__Written request__. Make an exact copy of all the entries below, with the pictures left out.

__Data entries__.
▬▬▬
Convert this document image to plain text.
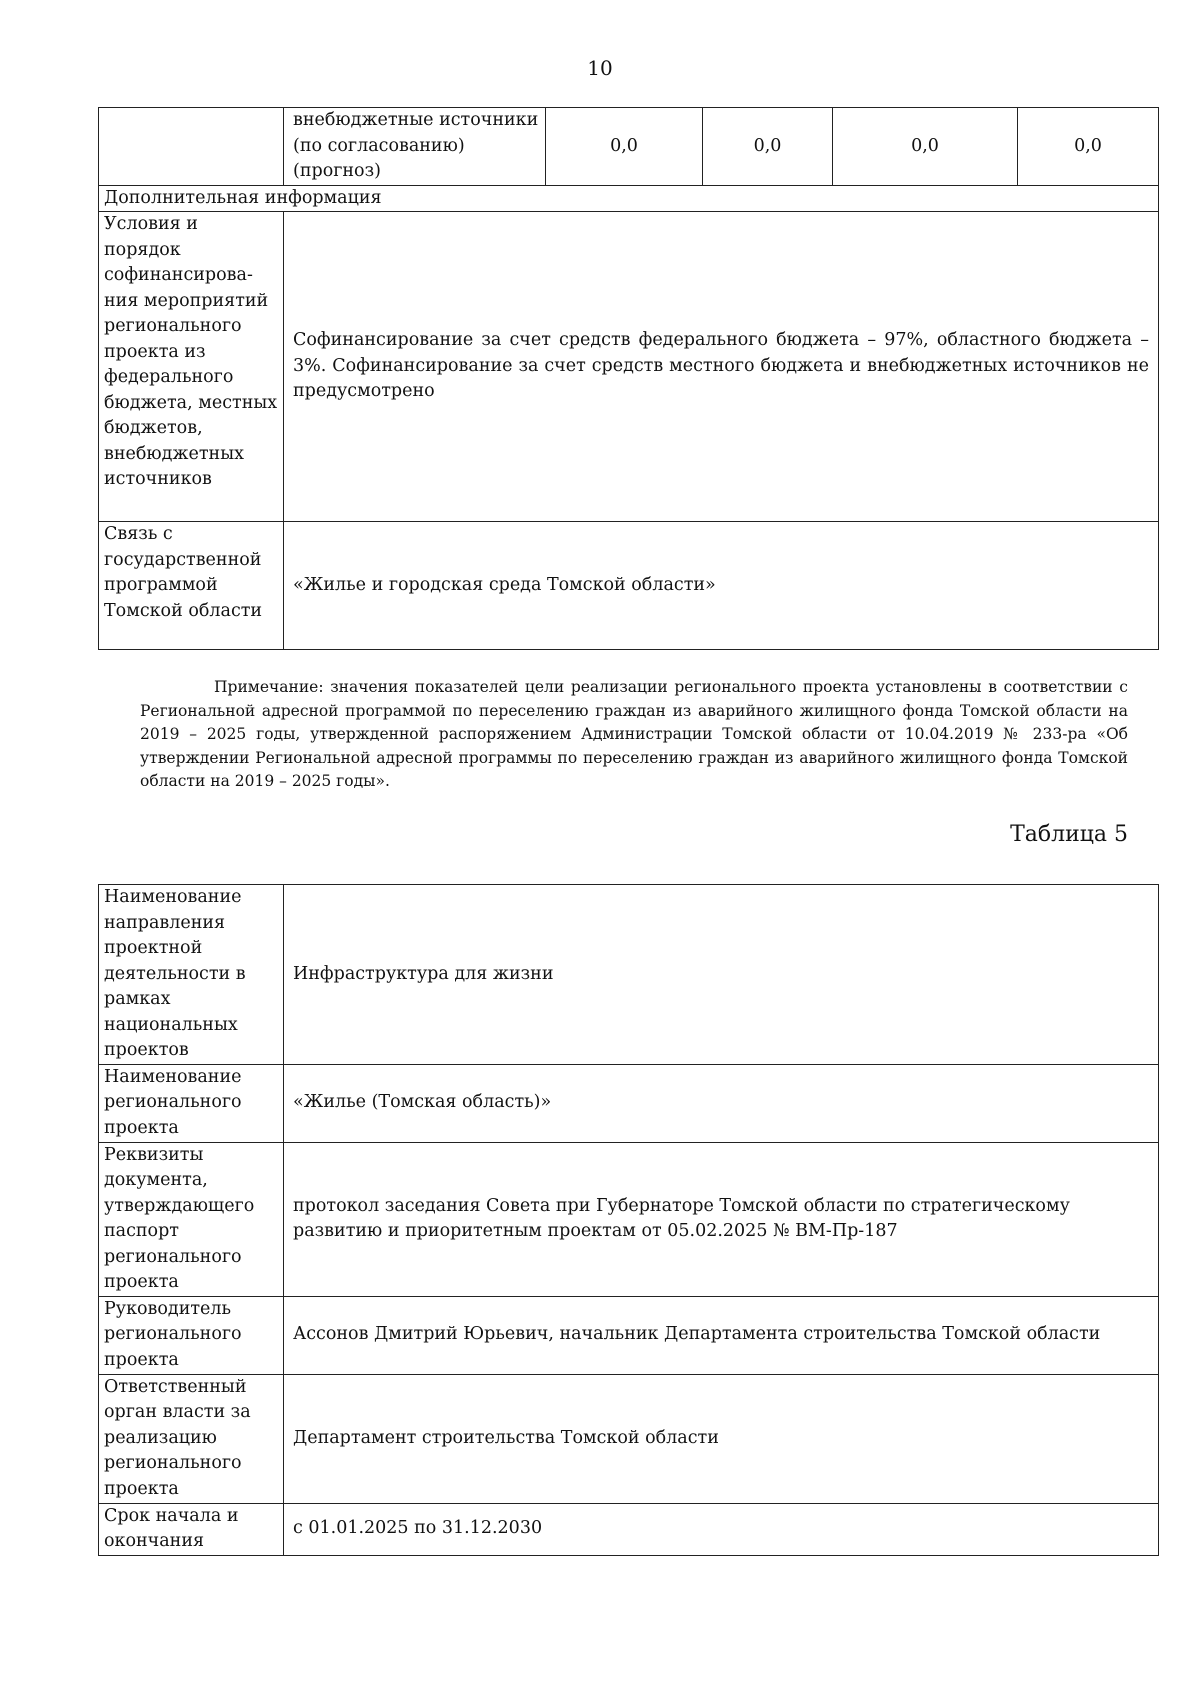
10
	внебюджетные источники (по согласованию) (прогноз)	0,0	0,0	0,0	0,0
Дополнительная информация					
Условия и порядок софинансирова-ния мероприятий регионального проекта из федерального бюджета, местных бюджетов, внебюджетных источников	Софинансирование за счет средств федерального бюджета – 97%, областного бюджета – 3%. Софинансирование за счет средств местного бюджета и внебюджетных источников не предусмотрено				
Связь с государственной программой Томской области	«Жилье и городская среда Томской области»				
Примечание: значения показателей цели реализации регионального проекта установлены в соответствии с Региональной адресной программой по переселению граждан из аварийного жилищного фонда Томской области на 2019 – 2025 годы, утвержденной распоряжением Администрации Томской области от 10.04.2019 № 233-ра «Об утверждении Региональной адресной программы по переселению граждан из аварийного жилищного фонда Томской области на 2019 – 2025 годы».
Таблица 5
Наименование направления проектной деятельности в рамках национальных проектов	Инфраструктура для жизни
Наименование регионального проекта	«Жилье (Томская область)»
Реквизиты документа, утверждающего паспорт регионального проекта	протокол заседания Совета при Губернаторе Томской области по стратегическому развитию и приоритетным проектам от 05.02.2025 № ВМ-Пр-187
Руководитель регионального проекта	Ассонов Дмитрий Юрьевич, начальник Департамента строительства Томской области
Ответственный орган власти за реализацию регионального проекта	Департамент строительства Томской области
Срок начала и окончания	с 01.01.2025 по 31.12.2030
▬▬▬
__Exercise answer__.
Convert this document image to plain text.
10
	внебюджетные источники (по согласованию) (прогноз)	0,0	0,0	0,0	0,0
Дополнительная информация					
Условия и порядок софинансирова-ния мероприятий регионального проекта из федерального бюджета, местных бюджетов, внебюджетных источников	Софинансирование за счет средств федерального бюджета – 97%, областного бюджета – 3%. Софинансирование за счет средств местного бюджета и внебюджетных источников не предусмотрено				
Связь с государственной программой Томской области	«Жилье и городская среда Томской области»				
Примечание: значения показателей цели реализации регионального проекта установлены в соответствии с Региональной адресной программой по переселению граждан из аварийного жилищного фонда Томской области на 2019 – 2025 годы, утвержденной распоряжением Администрации Томской области от 10.04.2019 № 233-ра «Об утверждении Региональной адресной программы по переселению граждан из аварийного жилищного фонда Томской области на 2019 – 2025 годы».
Таблица 5
Наименование направления проектной деятельности в рамках национальных проектов	Инфраструктура для жизни
Наименование регионального проекта	«Жилье (Томская область)»
Реквизиты документа, утверждающего паспорт регионального проекта	протокол заседания Совета при Губернаторе Томской области по стратегическому развитию и приоритетным проектам от 05.02.2025 № ВМ-Пр-187
Руководитель регионального проекта	Ассонов Дмитрий Юрьевич, начальник Департамента строительства Томской области
Ответственный орган власти за реализацию регионального проекта	Департамент строительства Томской области
Срок начала и окончания	с 01.01.2025 по 31.12.2030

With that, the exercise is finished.